Data lines -
* start *

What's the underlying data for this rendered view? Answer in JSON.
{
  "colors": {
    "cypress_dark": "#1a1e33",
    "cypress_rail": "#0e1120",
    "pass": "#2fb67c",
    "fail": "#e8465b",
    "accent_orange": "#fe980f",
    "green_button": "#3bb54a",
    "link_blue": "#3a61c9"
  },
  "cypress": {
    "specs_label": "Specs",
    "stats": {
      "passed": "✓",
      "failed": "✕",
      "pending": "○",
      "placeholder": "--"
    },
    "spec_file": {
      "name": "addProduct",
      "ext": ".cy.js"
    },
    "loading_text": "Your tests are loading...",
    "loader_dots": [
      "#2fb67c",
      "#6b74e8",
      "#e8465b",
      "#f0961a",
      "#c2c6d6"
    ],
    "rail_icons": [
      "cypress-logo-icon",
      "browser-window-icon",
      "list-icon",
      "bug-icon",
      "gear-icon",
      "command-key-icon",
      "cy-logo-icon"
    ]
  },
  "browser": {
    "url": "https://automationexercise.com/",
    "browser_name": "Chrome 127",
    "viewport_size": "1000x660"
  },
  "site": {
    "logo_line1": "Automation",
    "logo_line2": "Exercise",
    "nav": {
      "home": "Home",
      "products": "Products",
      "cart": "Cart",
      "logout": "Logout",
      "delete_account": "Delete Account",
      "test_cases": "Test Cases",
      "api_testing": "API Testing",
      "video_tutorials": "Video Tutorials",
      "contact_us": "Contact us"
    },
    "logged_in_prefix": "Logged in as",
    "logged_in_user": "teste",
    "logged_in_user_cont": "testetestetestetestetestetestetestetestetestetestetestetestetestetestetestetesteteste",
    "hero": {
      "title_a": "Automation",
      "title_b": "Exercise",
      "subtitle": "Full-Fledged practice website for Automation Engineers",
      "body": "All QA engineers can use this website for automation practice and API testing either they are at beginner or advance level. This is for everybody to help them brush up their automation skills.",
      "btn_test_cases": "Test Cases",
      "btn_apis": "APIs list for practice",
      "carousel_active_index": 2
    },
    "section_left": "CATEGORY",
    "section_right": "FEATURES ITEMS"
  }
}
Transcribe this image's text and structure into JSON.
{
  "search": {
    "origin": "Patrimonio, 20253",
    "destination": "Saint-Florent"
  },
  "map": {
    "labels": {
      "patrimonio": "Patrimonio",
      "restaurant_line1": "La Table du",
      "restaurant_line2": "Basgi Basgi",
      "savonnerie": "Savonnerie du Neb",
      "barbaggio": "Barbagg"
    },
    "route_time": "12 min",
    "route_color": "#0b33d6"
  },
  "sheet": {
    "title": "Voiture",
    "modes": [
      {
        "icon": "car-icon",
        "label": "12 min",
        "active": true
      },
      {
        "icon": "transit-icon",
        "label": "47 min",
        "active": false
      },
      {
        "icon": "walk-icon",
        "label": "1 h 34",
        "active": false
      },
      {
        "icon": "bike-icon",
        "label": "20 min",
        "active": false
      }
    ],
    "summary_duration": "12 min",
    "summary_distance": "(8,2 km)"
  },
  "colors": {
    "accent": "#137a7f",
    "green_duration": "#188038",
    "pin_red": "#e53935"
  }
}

* end *

Give back the whole listing exactly as it reads.

Finished exercise -
What's the underlying data for this rendered view? Answer in JSON.
{
  "colors": {
    "cypress_dark": "#1a1e33",
    "cypress_rail": "#0e1120",
    "pass": "#2fb67c",
    "fail": "#e8465b",
    "accent_orange": "#fe980f",
    "green_button": "#3bb54a",
    "link_blue": "#3a61c9"
  },
  "cypress": {
    "specs_label": "Specs",
    "stats": {
      "passed": "✓",
      "failed": "✕",
      "pending": "○",
      "placeholder": "--"
    },
    "spec_file": {
      "name": "addProduct",
      "ext": ".cy.js"
    },
    "loading_text": "Your tests are loading...",
    "loader_dots": [
      "#2fb67c",
      "#6b74e8",
      "#e8465b",
      "#f0961a",
      "#c2c6d6"
    ],
    "rail_icons": [
      "cypress-logo-icon",
      "browser-window-icon",
      "list-icon",
      "bug-icon",
      "gear-icon",
      "command-key-icon",
      "cy-logo-icon"
    ]
  },
  "browser": {
    "url": "https://automationexercise.com/",
    "browser_name": "Chrome 127",
    "viewport_size": "1000x660"
  },
  "site": {
    "logo_line1": "Automation",
    "logo_line2": "Exercise",
    "nav": {
      "home": "Home",
      "products": "Products",
      "cart": "Cart",
      "logout": "Logout",
      "delete_account": "Delete Account",
      "test_cases": "Test Cases",
      "api_testing": "API Testing",
      "video_tutorials": "Video Tutorials",
      "contact_us": "Contact us"
    },
    "logged_in_prefix": "Logged in as",
    "logged_in_user": "teste",
    "logged_in_user_cont": "testetestetestetestetestetestetestetestetestetestetestetestetestetestetestetesteteste",
    "hero": {
      "title_a": "Automation",
      "title_b": "Exercise",
      "subtitle": "Full-Fledged practice website for Automation Engineers",
      "body": "All QA engineers can use this website for automation practice and API testing either they are at beginner or advance level. This is for everybody to help them brush up their automation skills.",
      "btn_test_cases": "Test Cases",
      "btn_apis": "APIs list for practice",
      "carousel_active_index": 2
    },
    "section_left": "CATEGORY",
    "section_right": "FEATURES ITEMS"
  }
}
Transcribe this image's text and structure into JSON.
{
  "search": {
    "origin": "Patrimonio, 20253",
    "destination": "Saint-Florent"
  },
  "map": {
    "labels": {
      "patrimonio": "Patrimonio",
      "restaurant_line1": "La Table du",
      "restaurant_line2": "Basgi Basgi",
      "savonnerie": "Savonnerie du Neb",
      "barbaggio": "Barbagg"
    },
    "route_time": "12 min",
    "route_color": "#0b33d6"
  },
  "sheet": {
    "title": "Voiture",
    "modes": [
      {
        "icon": "car-icon",
        "label": "12 min",
        "active": true
      },
      {
        "icon": "transit-icon",
        "label": "47 min",
        "active": false
      },
      {
        "icon": "walk-icon",
        "label": "1 h 34",
        "active": false
      },
      {
        "icon": "bike-icon",
        "label": "20 min",
        "active": false
      }
    ],
    "summary_duration": "12 min",
    "summary_distance": "(8,2 km)"
  },
  "colors": {
    "accent": "#137a7f",
    "green_duration": "#188038",
    "pin_red": "#e53935"
  }
}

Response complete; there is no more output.